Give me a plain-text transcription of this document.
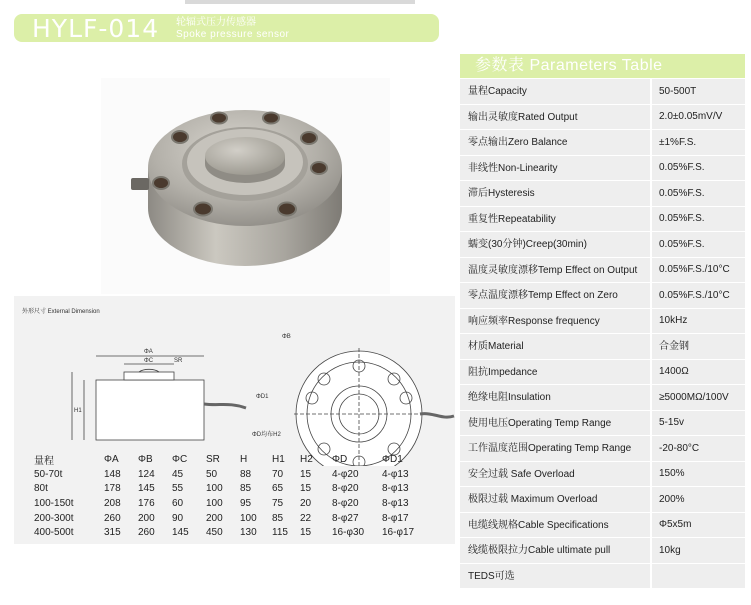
HYLF-014 轮辐式压力传感器
Spoke pressure sensor
外形尺寸 External Dimension
ΦA
ΦC	SR
H1
ΦB
ΦD1
ΦD均布H2
量程	ΦA	ΦB	ΦC	SR	H	H1	H2	ΦD	ΦD1
50-70t	148	124	45	50	88	70	15	4-φ20	4-φ13
80t	178	145	55	100	85	65	15	8-φ20	8-φ13
100-150t	208	176	60	100	95	75	20	8-φ20	8-φ13
200-300t	260	200	90	200	100	85	22	8-φ27	8-φ17
400-500t	315	260	145	450	130	115	15	16-φ30	16-φ17
参数表 Parameters Table
量程Capacity	50-500T
输出灵敏度Rated Output	2.0±0.05mV/V
零点输出Zero Balance	±1%F.S.
非线性Non-Linearity	0.05%F.S.
滞后Hysteresis	0.05%F.S.
重复性Repeatability	0.05%F.S.
蠕变(30分钟)Creep(30min)	0.05%F.S.
温度灵敏度漂移Temp Effect on Output	0.05%F.S./10°C
零点温度漂移Temp Effect on Zero	0.05%F.S./10°C
响应频率Response frequency	10kHz
材质Material	合金钢
阻抗Impedance	1400Ω
绝缘电阻Insulation	≥5000MΩ/100V
使用电压Operating Temp Range	5-15v
工作温度范围Operating Temp Range	-20-80°C
安全过载 Safe Overload	150%
极限过载 Maximum Overload	200%
电缆线规格Cable Specifications	Φ5x5m
线缆极限拉力Cable ultimate pull	10kg
TEDS可选
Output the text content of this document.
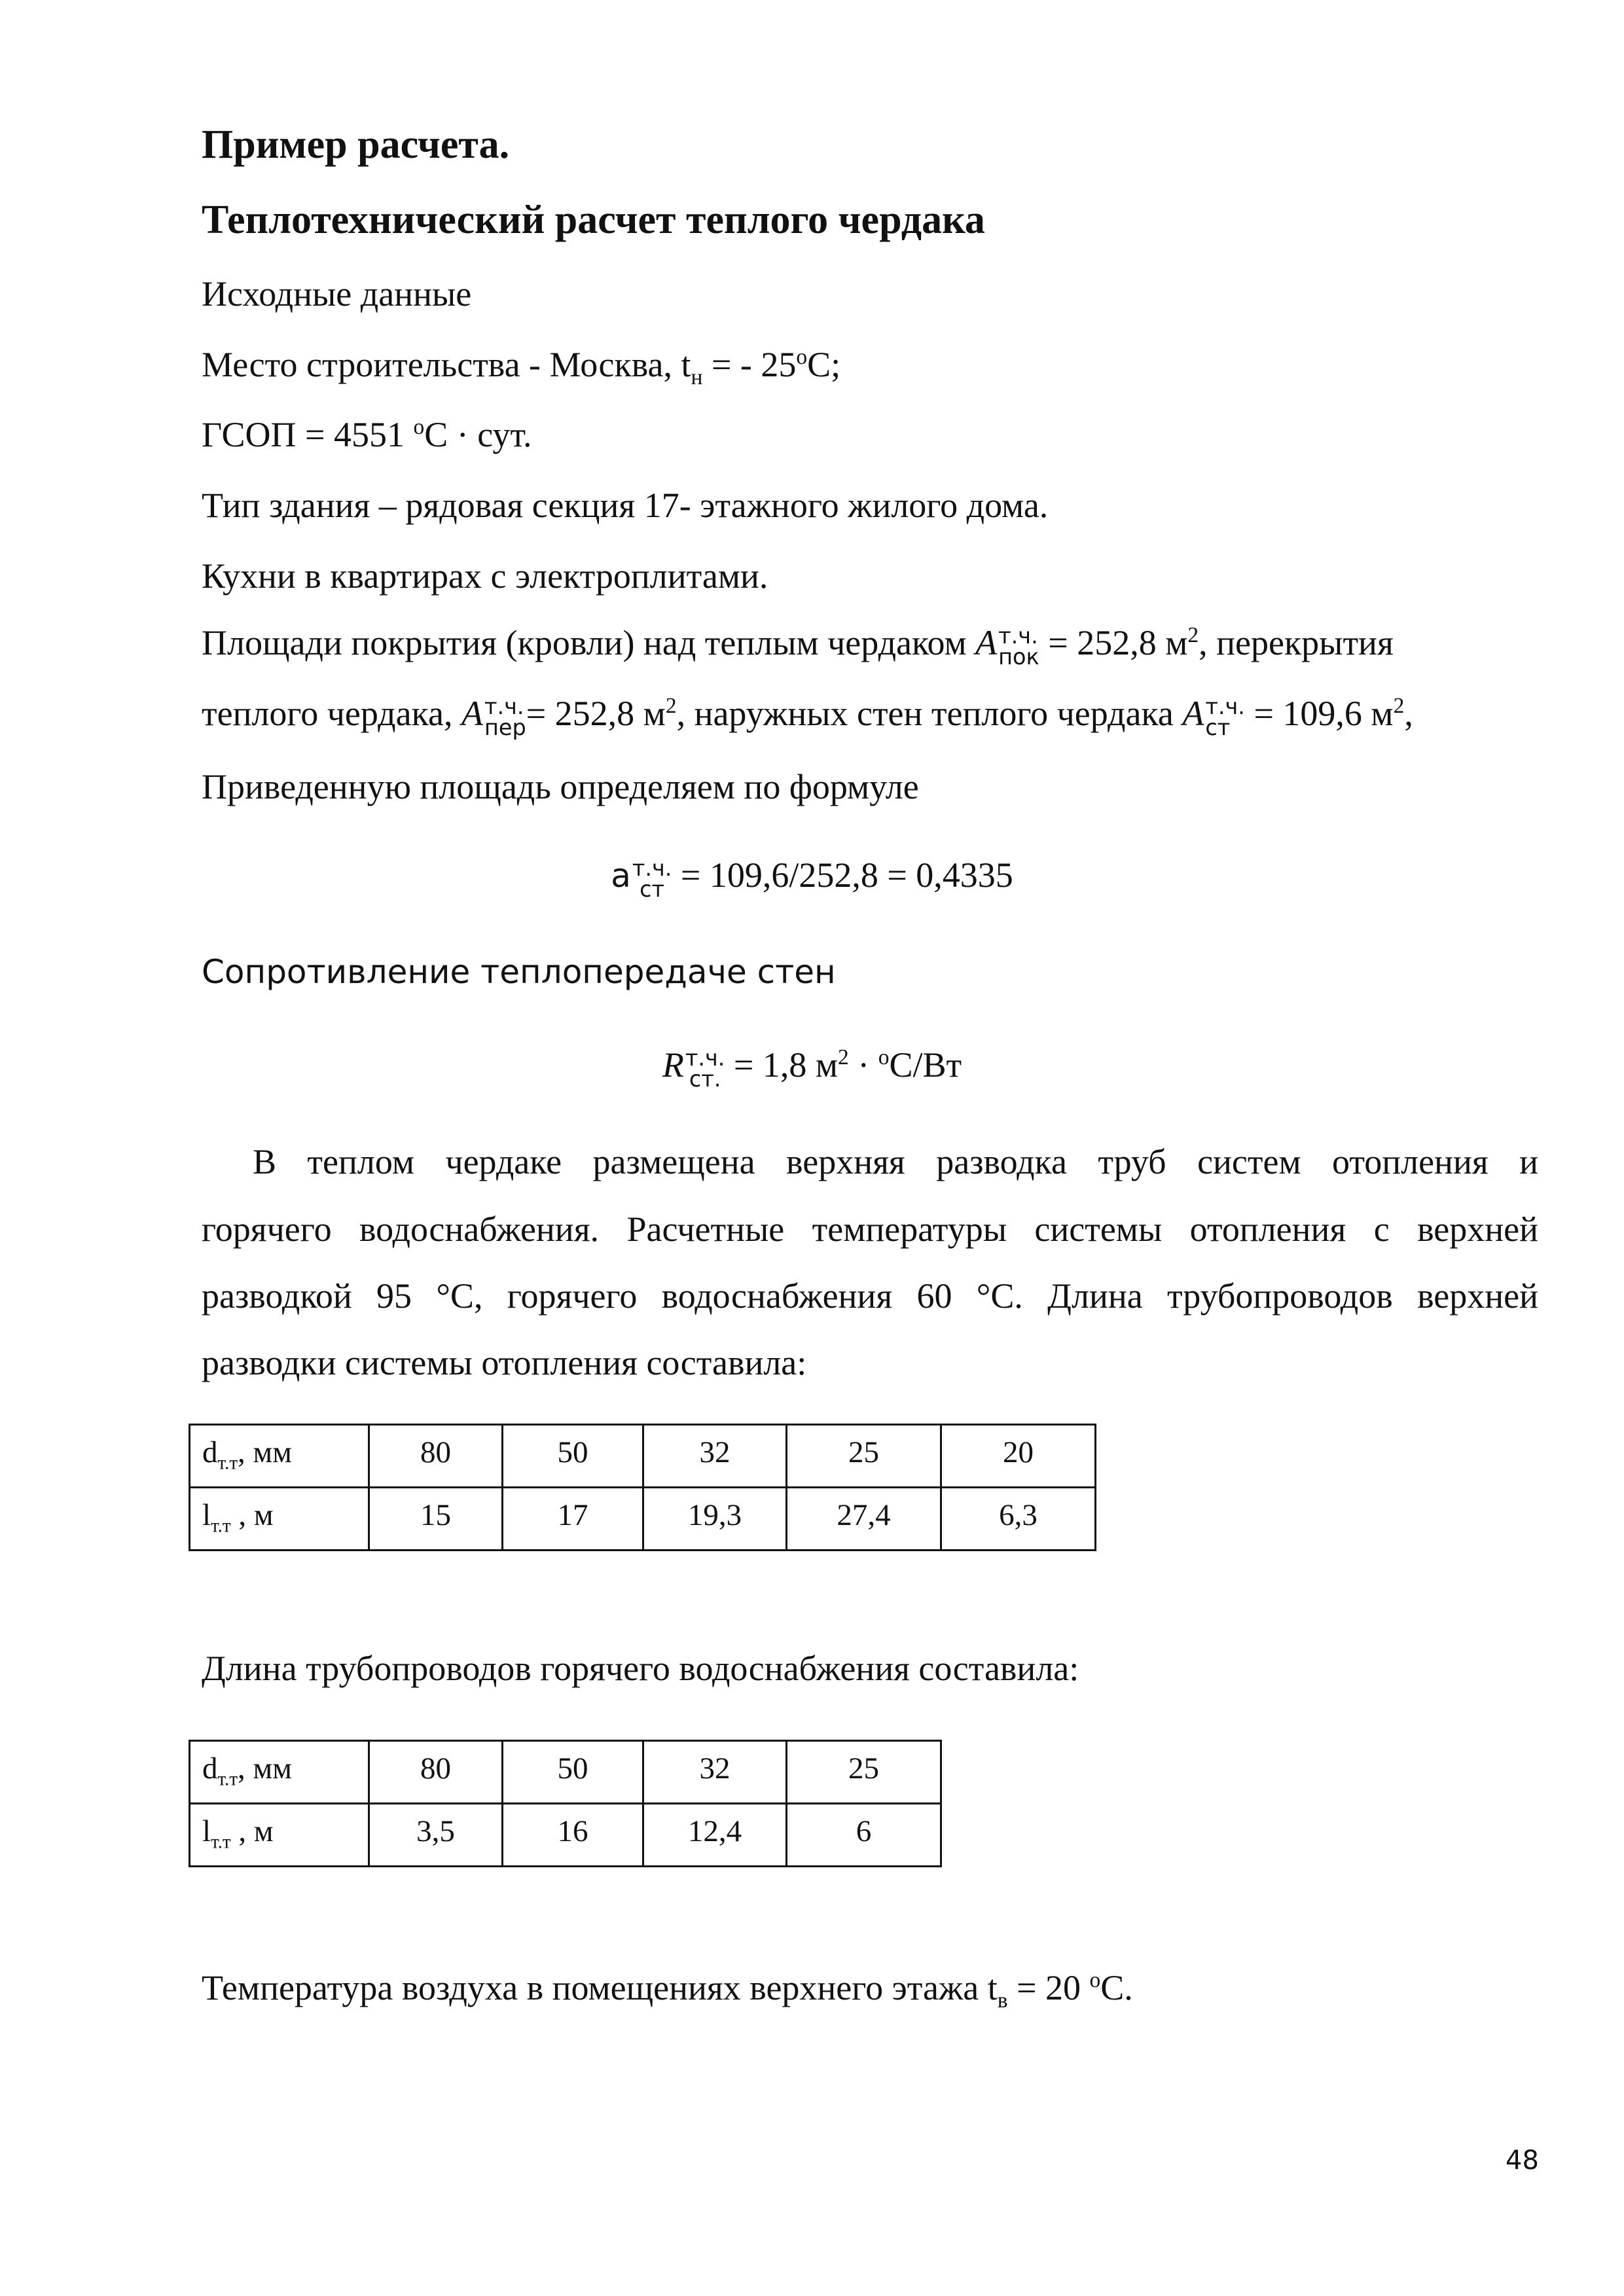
Пример расчета.
Теплотехнический расчет теплого чердака
Исходные данные
Место строительства - Москва, $t_н$ = - 25$^o$С;
ГСОП = 4551 $^o$С · сут.
Тип здания – рядовая секция 17- этажного жилого дома.
Кухни в квартирах с электроплитами.
Площади покрытия (кровли) над теплым чердаком A т.ч.
пок = 252,8 $м^2$, перекрытия
теплого чердака, A т.ч.
пер = 252,8 $м^2$, наружных стен теплого чердака A т.ч.
ст = 109,6 $м^2$,
Приведенную площадь определяем по формуле
a т.ч.
ст = 109,6/252,8 = 0,4335
Сопротивление теплопередаче стен
R т.ч.
ст. = 1,8 $м^2 \cdot ^oС/Вт$
В теплом чердаке размещена верхняя разводка труб систем отопления и
горячего водоснабжения. Расчетные температуры системы отопления с верхней
разводкой 95 °С, горячего водоснабжения 60 °С. Длина трубопроводов верхней
разводки системы отопления составила:
$d_{т.т}$, мм	80	50	32	25	20
$l_{т.т}$ , м	15	17	19,3	27,4	6,3
Длина трубопроводов горячего водоснабжения составила:
$d_{т.т}$, мм	80	50	32	25
$l_{т.т}$ , м	3,5	16	12,4	6
Температура воздуха в помещениях верхнего этажа $t_в = 20$ $^o$С.
48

§

What you should do ->
Filter the listing for the word "Output" and copy every line that holds it.

Result of the task ->
输出灵敏度Rated Output	2.0±0.05mV/V
温度灵敏度漂移Temp Effect on Output	0.05%F.S./10°C
Output the text content of this document.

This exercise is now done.